>> start Dataset rows
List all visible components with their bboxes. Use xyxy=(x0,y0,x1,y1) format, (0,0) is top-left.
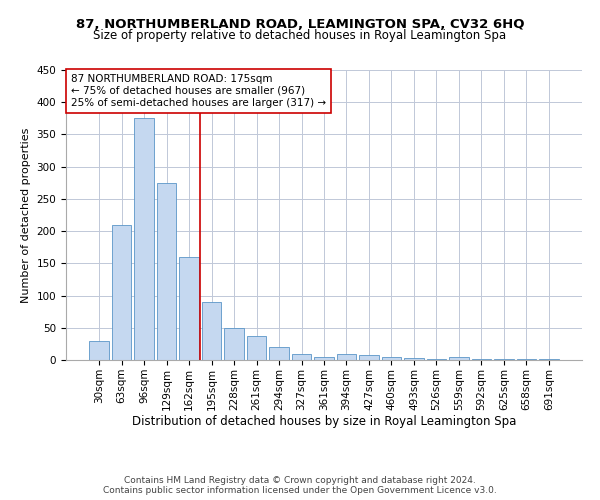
>> end Dataset rows
>> start Dataset rows
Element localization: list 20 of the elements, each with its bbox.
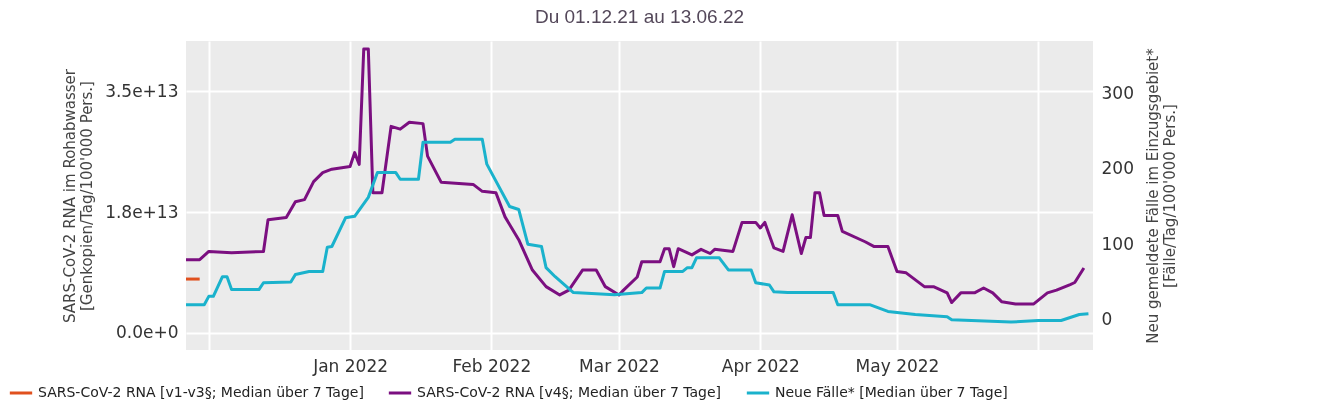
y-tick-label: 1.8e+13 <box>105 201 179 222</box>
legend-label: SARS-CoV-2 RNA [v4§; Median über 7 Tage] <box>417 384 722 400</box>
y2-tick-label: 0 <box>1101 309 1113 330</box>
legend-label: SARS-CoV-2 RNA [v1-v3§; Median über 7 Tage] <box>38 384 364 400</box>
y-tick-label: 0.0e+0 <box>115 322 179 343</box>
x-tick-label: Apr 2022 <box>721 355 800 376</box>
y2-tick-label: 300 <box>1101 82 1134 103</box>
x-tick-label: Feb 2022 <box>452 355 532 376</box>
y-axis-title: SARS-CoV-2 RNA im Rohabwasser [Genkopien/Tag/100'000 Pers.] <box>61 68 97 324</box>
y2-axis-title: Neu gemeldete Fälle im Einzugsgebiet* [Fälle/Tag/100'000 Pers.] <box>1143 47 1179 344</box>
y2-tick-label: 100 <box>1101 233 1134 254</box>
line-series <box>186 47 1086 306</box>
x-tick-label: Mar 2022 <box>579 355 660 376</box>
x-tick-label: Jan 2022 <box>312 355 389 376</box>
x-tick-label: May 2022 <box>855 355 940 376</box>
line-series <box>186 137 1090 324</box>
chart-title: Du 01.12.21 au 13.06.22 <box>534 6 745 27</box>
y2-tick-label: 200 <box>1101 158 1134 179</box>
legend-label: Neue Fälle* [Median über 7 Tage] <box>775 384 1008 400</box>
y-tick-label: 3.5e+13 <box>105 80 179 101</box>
>> end Dataset rows
▸ Your task:
Copy out the lines above, beginning with the line that contains "Element localization: list" and continuing through the line that contains "y-tick-label: 3.5e+13 <box>105". Leave the pictures out of your copy.

▸ Exercise response:
Element localization: list 20 of the elements, each with its bbox.
y-tick-label: 1.8e+13 <box>105 201 179 222</box>
legend-label: SARS-CoV-2 RNA [v4§; Median über 7 Tage] <box>417 384 722 400</box>
y2-tick-label: 0 <box>1101 309 1113 330</box>
legend-label: SARS-CoV-2 RNA [v1-v3§; Median über 7 Tage] <box>38 384 364 400</box>
y-tick-label: 0.0e+0 <box>115 322 179 343</box>
x-tick-label: Apr 2022 <box>721 355 800 376</box>
y2-tick-label: 300 <box>1101 82 1134 103</box>
x-tick-label: Feb 2022 <box>452 355 532 376</box>
y-axis-title: SARS-CoV-2 RNA im Rohabwasser [Genkopien/Tag/100'000 Pers.] <box>61 68 97 324</box>
y2-axis-title: Neu gemeldete Fälle im Einzugsgebiet* [Fälle/Tag/100'000 Pers.] <box>1143 47 1179 344</box>
y2-tick-label: 100 <box>1101 233 1134 254</box>
line-series <box>186 47 1086 306</box>
x-tick-label: Mar 2022 <box>579 355 660 376</box>
x-tick-label: Jan 2022 <box>312 355 389 376</box>
x-tick-label: May 2022 <box>855 355 940 376</box>
line-series <box>186 137 1090 324</box>
chart-title: Du 01.12.21 au 13.06.22 <box>534 6 745 27</box>
y2-tick-label: 200 <box>1101 158 1134 179</box>
legend-label: Neue Fälle* [Median über 7 Tage] <box>775 384 1008 400</box>
y-tick-label: 3.5e+13 <box>105 80 179 101</box>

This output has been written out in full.